Your instructions
Your task is to write out exactly the lines from the line containing "Transcribe this image's" through the end of the records, inclusive at both ends.

>>>

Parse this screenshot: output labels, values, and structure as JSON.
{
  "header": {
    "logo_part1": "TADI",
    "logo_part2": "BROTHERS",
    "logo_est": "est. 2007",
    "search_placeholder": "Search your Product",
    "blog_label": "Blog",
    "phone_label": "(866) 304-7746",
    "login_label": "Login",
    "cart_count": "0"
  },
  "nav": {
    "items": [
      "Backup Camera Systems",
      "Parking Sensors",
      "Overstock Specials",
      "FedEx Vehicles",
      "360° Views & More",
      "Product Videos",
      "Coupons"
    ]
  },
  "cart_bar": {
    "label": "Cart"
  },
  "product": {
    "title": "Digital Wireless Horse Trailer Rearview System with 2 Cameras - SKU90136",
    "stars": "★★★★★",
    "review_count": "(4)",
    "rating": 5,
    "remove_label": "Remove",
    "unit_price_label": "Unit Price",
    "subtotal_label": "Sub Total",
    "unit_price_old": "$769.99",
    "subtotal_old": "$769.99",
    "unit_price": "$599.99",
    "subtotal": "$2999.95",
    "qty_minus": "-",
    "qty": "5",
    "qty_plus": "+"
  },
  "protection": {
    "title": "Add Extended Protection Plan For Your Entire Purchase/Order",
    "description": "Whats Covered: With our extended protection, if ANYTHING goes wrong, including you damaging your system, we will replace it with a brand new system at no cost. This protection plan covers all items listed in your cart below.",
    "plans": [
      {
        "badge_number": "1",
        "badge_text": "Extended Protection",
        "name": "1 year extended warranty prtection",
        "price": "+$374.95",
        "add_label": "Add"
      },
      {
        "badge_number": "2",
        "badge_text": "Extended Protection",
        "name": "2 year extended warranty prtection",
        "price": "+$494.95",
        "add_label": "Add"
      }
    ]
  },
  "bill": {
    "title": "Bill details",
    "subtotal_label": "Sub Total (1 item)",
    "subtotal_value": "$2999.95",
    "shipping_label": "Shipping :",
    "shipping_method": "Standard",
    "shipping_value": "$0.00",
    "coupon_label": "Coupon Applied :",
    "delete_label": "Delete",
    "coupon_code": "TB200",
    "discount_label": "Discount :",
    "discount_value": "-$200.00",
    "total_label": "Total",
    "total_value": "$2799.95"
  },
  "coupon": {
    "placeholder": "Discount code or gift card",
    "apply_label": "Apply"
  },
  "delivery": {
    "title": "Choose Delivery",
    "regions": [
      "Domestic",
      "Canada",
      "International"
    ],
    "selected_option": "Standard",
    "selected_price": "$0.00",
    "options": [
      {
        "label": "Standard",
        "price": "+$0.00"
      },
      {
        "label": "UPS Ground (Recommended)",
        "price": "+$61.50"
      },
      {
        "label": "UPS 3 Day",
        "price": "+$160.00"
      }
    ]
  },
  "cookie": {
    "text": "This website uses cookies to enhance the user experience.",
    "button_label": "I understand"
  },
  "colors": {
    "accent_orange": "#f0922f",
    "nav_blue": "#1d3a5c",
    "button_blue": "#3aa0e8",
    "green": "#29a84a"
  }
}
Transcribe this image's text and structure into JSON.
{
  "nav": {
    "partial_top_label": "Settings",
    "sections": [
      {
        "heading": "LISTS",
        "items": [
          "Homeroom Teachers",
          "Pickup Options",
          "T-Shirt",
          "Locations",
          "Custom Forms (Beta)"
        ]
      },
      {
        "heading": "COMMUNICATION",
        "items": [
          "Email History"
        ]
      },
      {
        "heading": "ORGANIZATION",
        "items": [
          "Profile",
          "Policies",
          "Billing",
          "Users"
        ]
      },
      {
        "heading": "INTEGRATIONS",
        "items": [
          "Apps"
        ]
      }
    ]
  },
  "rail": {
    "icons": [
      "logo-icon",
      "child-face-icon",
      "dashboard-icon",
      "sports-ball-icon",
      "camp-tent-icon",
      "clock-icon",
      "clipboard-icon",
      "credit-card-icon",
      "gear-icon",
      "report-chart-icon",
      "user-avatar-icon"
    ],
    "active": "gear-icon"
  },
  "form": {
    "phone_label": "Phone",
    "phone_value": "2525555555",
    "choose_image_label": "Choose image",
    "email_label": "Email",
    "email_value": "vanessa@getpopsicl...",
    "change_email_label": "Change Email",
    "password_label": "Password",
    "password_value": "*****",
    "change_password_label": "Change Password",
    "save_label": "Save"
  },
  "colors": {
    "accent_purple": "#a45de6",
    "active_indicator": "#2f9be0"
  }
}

<<<

Output for this task
Transcribe this image's text and structure into JSON.
{
  "nav": {
    "partial_top_label": "Settings",
    "sections": [
      {
        "heading": "LISTS",
        "items": [
          "Homeroom Teachers",
          "Pickup Options",
          "T-Shirt",
          "Locations",
          "Custom Forms (Beta)"
        ]
      },
      {
        "heading": "COMMUNICATION",
        "items": [
          "Email History"
        ]
      },
      {
        "heading": "ORGANIZATION",
        "items": [
          "Profile",
          "Policies",
          "Billing",
          "Users"
        ]
      },
      {
        "heading": "INTEGRATIONS",
        "items": [
          "Apps"
        ]
      }
    ]
  },
  "rail": {
    "icons": [
      "logo-icon",
      "child-face-icon",
      "dashboard-icon",
      "sports-ball-icon",
      "camp-tent-icon",
      "clock-icon",
      "clipboard-icon",
      "credit-card-icon",
      "gear-icon",
      "report-chart-icon",
      "user-avatar-icon"
    ],
    "active": "gear-icon"
  },
  "form": {
    "phone_label": "Phone",
    "phone_value": "2525555555",
    "choose_image_label": "Choose image",
    "email_label": "Email",
    "email_value": "vanessa@getpopsicl...",
    "change_email_label": "Change Email",
    "password_label": "Password",
    "password_value": "*****",
    "change_password_label": "Change Password",
    "save_label": "Save"
  },
  "colors": {
    "accent_purple": "#a45de6",
    "active_indicator": "#2f9be0"
  }
}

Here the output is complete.